They capitalise on financial illiteracy and gullibility of Ugandans, to fleece them! But how is this affecting the economy?

As banks elsewhere continue to struggle to balance their books following the financial crisis that began in 2008 and the resultant economic recession in Europe and North America, those in Uganda found a lucrative income source — the financially illiterate and largely gullible Ugandans, who were abandoned by their own government.

Every year, banks in Uganda are posting supernormal profits. Last year Standard Chartered Bank made a profit of Shs132 billion, Stanbic Bank followed closely at Shs130.7 billion while Crane Bank made Shs80.3 billion. In total, banks raked in over Shs560 billion in profits after tax and risk. The same huge profit margins were recorded among Credit Institutions (Tier 2) and Micro Deposit Taking Institutions (Tier 3).

Someone unsophisticated may ask: What’s wrong with banks making money? Isn’t it the main reason they engage in business? Ii is the same question Bank of Uganda Governor Emmanuel Tumusiime-Mutebire, asks those that raise this concern.

Of course there is nothing wrong with banks making money. According to traditional management, the goal of any business organization is to make money for its shareholders. However, what we need to ask, and indeed is being asked even in industrialized economies lately, is: “What’s wrong with banks making money responsibly or ethically?”

High lending rates

Many people have raised enough noise about the high lending rates banks charge borrowers in Uganda compared to other countries in the region. Authorities and the banks themselves have attributed this to structural rigidities that raise the cost of doing business in Uganda, such as poor infrastructure (energy, roads, ICT etc), risky borrowers due to limited information about Ugandans, and lack of long term finance. These are logical challenges, but over time we have improved them without much response from banks.

- **WORK TO DO**
a - According to the article on Ugandan bank profits, how much profit did Standard Chartered Bank make last year?
b - Carry on the article on Ugandan bank profits, picking up after its final sentence.

(Element boundary records)
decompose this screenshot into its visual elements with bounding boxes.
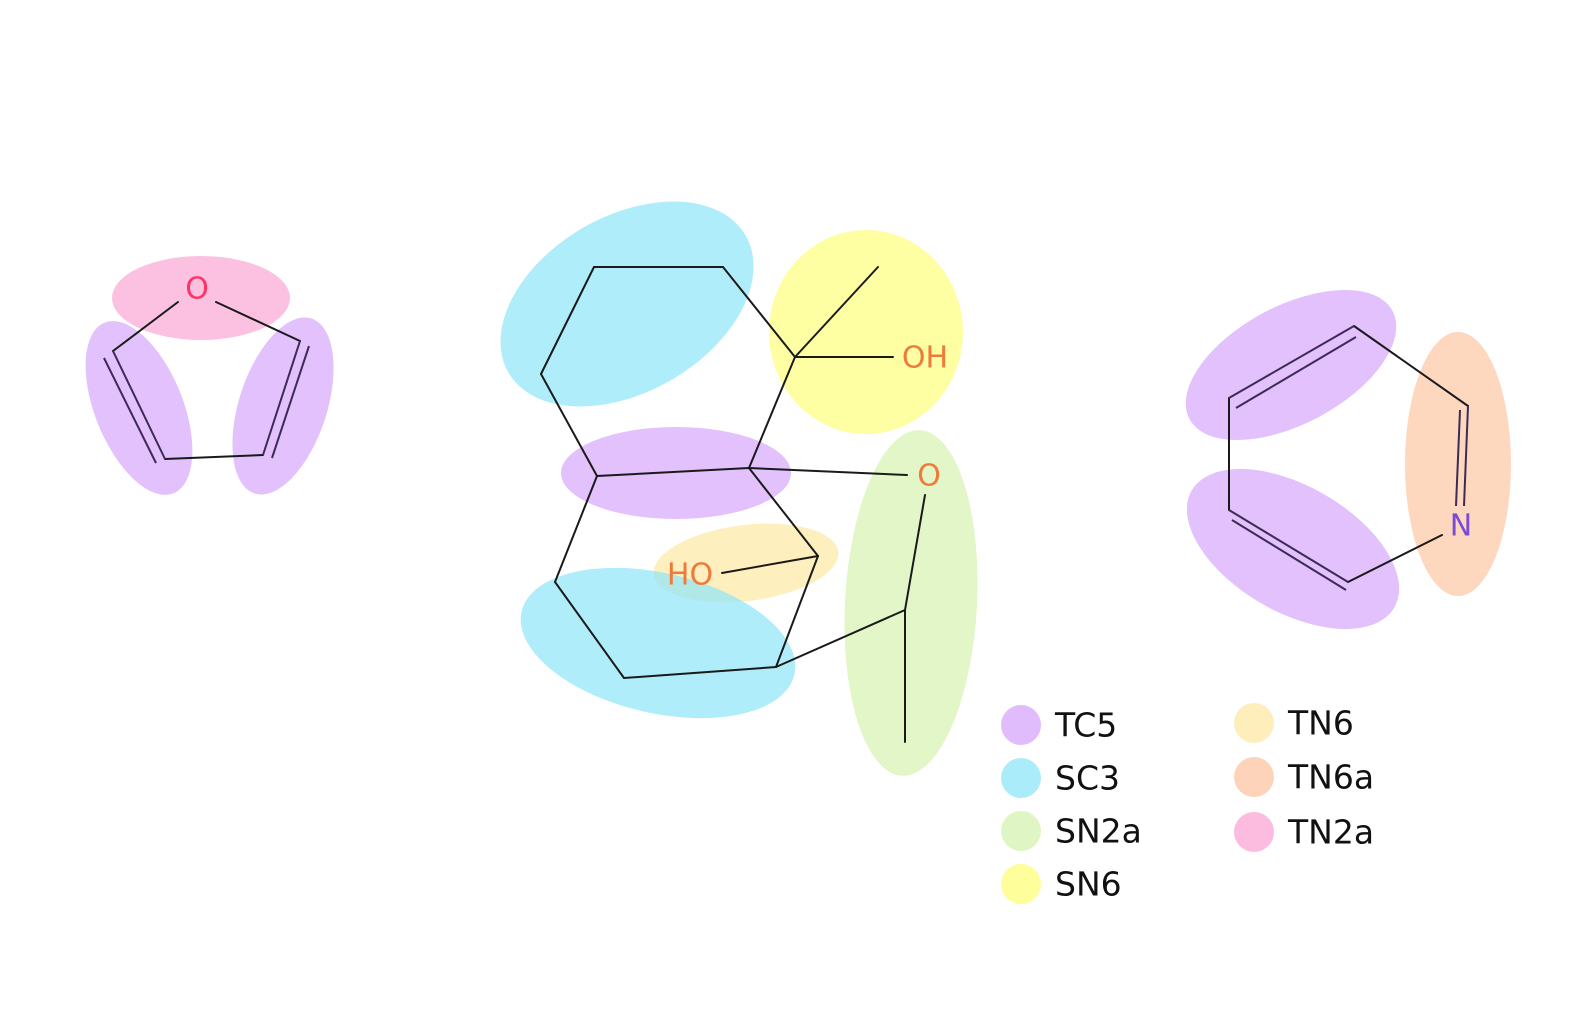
double-bond <box>1463 405 1469 507</box>
double-bond <box>103 357 157 464</box>
bond <box>596 467 750 477</box>
legend-label: TN6 <box>1287 704 1354 743</box>
bond <box>554 581 625 679</box>
double-bond <box>1235 336 1357 409</box>
bead-tc5-pyridine-top <box>1185 289 1397 441</box>
bond <box>748 356 796 469</box>
legend-item: SN2a <box>1001 811 1142 851</box>
bond <box>775 609 906 668</box>
bead-sn6 <box>769 230 963 434</box>
double-bond <box>1228 509 1349 583</box>
pyridine-molecule: N <box>1185 289 1511 629</box>
legend-item: TN6 <box>1234 703 1354 743</box>
double-bond <box>112 350 166 460</box>
legend-label: SC3 <box>1055 759 1120 798</box>
legend-item: TN2a <box>1234 812 1374 852</box>
bond <box>554 475 598 583</box>
legend-item: SN6 <box>1001 864 1122 904</box>
bond <box>1353 325 1469 407</box>
legend-label: SN6 <box>1055 865 1122 904</box>
legend-swatch <box>1001 758 1041 798</box>
bond <box>623 666 777 679</box>
double-bond <box>262 340 301 456</box>
legend-swatch <box>1001 705 1041 745</box>
legend-swatch <box>1234 757 1274 797</box>
bead-tc5-furan-right <box>232 317 334 495</box>
bond <box>1347 534 1443 583</box>
central-molecule: OH O HO <box>500 201 978 776</box>
double-bond <box>1455 409 1461 507</box>
legend-item: TC5 <box>1001 705 1117 745</box>
atom-furan-o: O <box>185 272 209 307</box>
legend-label: TN6a <box>1287 758 1374 797</box>
bead-sc3-top <box>500 201 754 407</box>
legend-label: SN2a <box>1055 812 1142 851</box>
bond <box>722 266 796 358</box>
legend-swatch <box>1234 703 1274 743</box>
furan-molecule: O <box>85 256 334 495</box>
bond <box>215 301 301 342</box>
legend-label: TN2a <box>1287 813 1374 852</box>
atom-ether-o: O <box>917 459 941 494</box>
legend: TC5 SC3 SN2a SN6 TN6 TN6a TN2a <box>1001 703 1374 904</box>
bond <box>164 454 264 460</box>
bond <box>904 494 926 611</box>
double-bond <box>1231 519 1347 591</box>
bond <box>748 467 908 476</box>
bead-sc3-bottom <box>520 567 796 719</box>
double-bond <box>1228 325 1355 399</box>
bond <box>540 373 598 477</box>
legend-label: TC5 <box>1054 706 1117 745</box>
double-bond <box>271 345 310 459</box>
legend-swatch <box>1234 812 1274 852</box>
bond <box>748 467 819 557</box>
bond <box>112 301 179 352</box>
bead-tc5-center <box>561 427 791 519</box>
bead-sn2a <box>844 430 978 776</box>
bead-tc5-furan-left <box>85 321 193 495</box>
legend-swatch <box>1001 811 1041 851</box>
legend-item: TN6a <box>1234 757 1374 797</box>
atom-ho-left: HO <box>667 558 713 593</box>
bond <box>775 555 819 668</box>
bond <box>794 266 879 358</box>
bond <box>540 266 595 375</box>
atom-oh-right: OH <box>902 341 948 376</box>
atom-pyridine-n: N <box>1450 509 1472 544</box>
legend-swatch <box>1001 864 1041 904</box>
bond <box>721 555 819 574</box>
legend-item: SC3 <box>1001 758 1120 798</box>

- **ANSWERS TO THE EXERCISE**
a - Shs132 billion.

b -
It is embarrassing to find government official documents stating unashamedly that banks are making obscene profits “because of high interest margins.” For starters, interest margin is the difference between the interest income generated by banks (from interest charged on borrowers) and the amount of interest paid out to their lenders or depositors. In Uganda such difference is bound to be high because banks charge very high lending rates on borrowers (averaging 23% today) but offer very low interest rates to savers/depositors (3.2%).

In February this year, a World Bank report indicated that banks in Uganda were cheating borrowers. According to the report, the margins between borrowing and lending rates were excessive yet they accessed credit cheaply.

The World Bank advised BOU to closely monitor commercial banks and take punitive action where necessary to correct this anomaly. Nothing practical has been done by BOU to effect this wise recommendation, and Ugandans should not expect BOU to do anything anyway! Our market fundamentalists at BOU have a habit of telling us, “This is a liberal economy, we cannot do anything.”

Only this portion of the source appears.